Work to be completed: Identify all lines in the data containing the string "增加产热". Copy them out.

━━━ Records for the task ━━━

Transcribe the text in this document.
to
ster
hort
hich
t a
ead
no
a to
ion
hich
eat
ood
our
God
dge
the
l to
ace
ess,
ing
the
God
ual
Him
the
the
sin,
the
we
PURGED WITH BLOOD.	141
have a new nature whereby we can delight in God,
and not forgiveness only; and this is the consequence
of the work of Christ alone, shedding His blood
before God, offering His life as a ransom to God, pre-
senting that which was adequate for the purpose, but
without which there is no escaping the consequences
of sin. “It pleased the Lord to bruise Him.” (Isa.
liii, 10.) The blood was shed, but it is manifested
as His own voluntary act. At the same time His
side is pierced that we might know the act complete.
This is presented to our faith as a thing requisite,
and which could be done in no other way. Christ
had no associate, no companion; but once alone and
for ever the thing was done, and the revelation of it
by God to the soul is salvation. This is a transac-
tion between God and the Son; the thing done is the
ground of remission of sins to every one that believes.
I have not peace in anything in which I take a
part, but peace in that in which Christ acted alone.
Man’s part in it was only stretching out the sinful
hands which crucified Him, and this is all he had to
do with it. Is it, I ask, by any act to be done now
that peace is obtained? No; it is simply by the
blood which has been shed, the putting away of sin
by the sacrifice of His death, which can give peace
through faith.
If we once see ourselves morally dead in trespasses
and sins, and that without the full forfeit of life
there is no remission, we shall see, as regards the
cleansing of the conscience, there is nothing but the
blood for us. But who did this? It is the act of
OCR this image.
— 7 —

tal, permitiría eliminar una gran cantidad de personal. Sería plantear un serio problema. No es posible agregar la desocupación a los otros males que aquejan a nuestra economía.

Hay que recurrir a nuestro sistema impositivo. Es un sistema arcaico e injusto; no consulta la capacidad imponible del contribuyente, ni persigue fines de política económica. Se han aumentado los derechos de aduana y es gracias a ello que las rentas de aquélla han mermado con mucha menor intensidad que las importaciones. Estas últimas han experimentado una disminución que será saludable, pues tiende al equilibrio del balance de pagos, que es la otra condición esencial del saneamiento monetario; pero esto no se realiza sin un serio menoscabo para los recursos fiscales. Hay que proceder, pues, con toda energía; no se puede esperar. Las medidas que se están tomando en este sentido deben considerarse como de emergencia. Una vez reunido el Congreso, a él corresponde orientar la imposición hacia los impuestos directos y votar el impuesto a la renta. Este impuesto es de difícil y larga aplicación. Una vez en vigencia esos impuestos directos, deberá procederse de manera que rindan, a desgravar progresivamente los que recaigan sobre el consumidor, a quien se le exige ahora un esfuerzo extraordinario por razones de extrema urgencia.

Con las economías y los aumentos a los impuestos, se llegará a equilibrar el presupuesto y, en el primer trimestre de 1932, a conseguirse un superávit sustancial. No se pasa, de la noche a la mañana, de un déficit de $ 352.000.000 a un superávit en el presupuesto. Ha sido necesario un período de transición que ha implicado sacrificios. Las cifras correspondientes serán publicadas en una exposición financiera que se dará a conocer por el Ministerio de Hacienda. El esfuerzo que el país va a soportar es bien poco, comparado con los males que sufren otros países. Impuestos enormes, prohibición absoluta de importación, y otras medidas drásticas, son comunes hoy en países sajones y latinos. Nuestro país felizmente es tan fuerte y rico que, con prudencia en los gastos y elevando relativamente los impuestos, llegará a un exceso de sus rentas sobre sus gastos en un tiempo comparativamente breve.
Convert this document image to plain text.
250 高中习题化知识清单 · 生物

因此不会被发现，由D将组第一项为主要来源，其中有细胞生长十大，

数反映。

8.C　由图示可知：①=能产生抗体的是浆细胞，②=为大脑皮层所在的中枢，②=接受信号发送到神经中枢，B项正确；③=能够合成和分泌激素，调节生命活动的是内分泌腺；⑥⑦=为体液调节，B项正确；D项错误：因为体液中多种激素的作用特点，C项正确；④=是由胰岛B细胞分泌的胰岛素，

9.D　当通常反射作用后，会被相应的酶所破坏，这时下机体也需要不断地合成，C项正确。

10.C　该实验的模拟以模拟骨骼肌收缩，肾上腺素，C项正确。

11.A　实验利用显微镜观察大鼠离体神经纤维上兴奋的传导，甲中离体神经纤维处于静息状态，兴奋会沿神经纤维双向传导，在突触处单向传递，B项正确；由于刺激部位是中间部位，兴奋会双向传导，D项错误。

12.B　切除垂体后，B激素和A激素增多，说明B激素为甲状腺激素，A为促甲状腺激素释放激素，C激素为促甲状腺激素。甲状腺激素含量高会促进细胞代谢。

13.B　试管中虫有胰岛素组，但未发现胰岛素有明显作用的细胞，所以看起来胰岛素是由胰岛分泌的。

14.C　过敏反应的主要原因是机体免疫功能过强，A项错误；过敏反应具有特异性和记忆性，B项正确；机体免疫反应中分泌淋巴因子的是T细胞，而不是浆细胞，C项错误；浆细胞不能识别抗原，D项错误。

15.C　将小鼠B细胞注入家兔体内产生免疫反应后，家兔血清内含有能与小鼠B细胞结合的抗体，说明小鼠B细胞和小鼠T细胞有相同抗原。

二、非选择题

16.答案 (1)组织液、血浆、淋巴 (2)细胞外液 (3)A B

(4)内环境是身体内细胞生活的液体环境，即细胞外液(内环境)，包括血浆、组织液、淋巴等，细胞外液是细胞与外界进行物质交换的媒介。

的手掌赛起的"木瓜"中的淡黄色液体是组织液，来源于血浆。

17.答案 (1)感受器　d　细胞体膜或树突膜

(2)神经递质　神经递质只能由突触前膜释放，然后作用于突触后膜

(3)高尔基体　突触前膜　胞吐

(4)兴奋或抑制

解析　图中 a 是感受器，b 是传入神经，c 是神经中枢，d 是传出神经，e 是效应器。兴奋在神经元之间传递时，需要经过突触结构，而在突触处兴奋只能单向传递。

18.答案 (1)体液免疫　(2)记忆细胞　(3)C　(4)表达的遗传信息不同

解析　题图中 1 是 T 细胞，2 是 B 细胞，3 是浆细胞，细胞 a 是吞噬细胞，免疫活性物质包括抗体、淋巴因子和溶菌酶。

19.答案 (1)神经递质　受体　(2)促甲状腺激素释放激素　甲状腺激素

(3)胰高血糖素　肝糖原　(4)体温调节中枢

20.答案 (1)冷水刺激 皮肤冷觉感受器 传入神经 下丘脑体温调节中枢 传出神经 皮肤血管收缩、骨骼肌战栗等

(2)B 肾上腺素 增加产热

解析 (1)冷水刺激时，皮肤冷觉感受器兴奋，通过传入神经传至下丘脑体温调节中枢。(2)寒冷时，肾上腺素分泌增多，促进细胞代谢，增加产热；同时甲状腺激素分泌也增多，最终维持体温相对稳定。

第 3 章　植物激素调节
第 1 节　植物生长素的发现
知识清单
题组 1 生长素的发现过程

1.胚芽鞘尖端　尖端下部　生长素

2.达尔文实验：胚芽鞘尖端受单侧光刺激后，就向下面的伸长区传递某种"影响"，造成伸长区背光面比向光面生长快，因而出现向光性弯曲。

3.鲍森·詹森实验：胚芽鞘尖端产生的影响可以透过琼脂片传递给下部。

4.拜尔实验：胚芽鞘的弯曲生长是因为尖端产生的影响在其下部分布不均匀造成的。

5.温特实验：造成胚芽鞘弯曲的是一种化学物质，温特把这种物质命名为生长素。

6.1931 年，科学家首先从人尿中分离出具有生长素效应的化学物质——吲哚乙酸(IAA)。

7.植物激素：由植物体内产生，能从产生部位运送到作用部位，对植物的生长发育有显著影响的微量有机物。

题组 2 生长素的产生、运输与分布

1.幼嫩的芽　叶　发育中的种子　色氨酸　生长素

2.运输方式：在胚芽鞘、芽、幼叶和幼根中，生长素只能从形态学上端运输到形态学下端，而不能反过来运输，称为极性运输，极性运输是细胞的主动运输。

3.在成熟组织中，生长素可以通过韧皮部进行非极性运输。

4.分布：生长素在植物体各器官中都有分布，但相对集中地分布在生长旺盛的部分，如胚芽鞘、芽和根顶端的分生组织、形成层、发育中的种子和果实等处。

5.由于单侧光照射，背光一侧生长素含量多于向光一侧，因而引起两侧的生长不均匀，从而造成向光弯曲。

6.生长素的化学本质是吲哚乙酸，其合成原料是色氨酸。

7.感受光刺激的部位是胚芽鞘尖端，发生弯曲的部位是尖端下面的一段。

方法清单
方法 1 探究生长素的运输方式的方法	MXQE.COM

━━━

Written reply:
(2)B 肾上腺素 增加产热
解析 (1)冷水刺激时，皮肤冷觉感受器兴奋，通过传入神经传至下丘脑体温调节中枢。(2)寒冷时，肾上腺素分泌增多，促进细胞代谢，增加产热；同时甲状腺激素分泌也增多，最终维持体温相对稳定。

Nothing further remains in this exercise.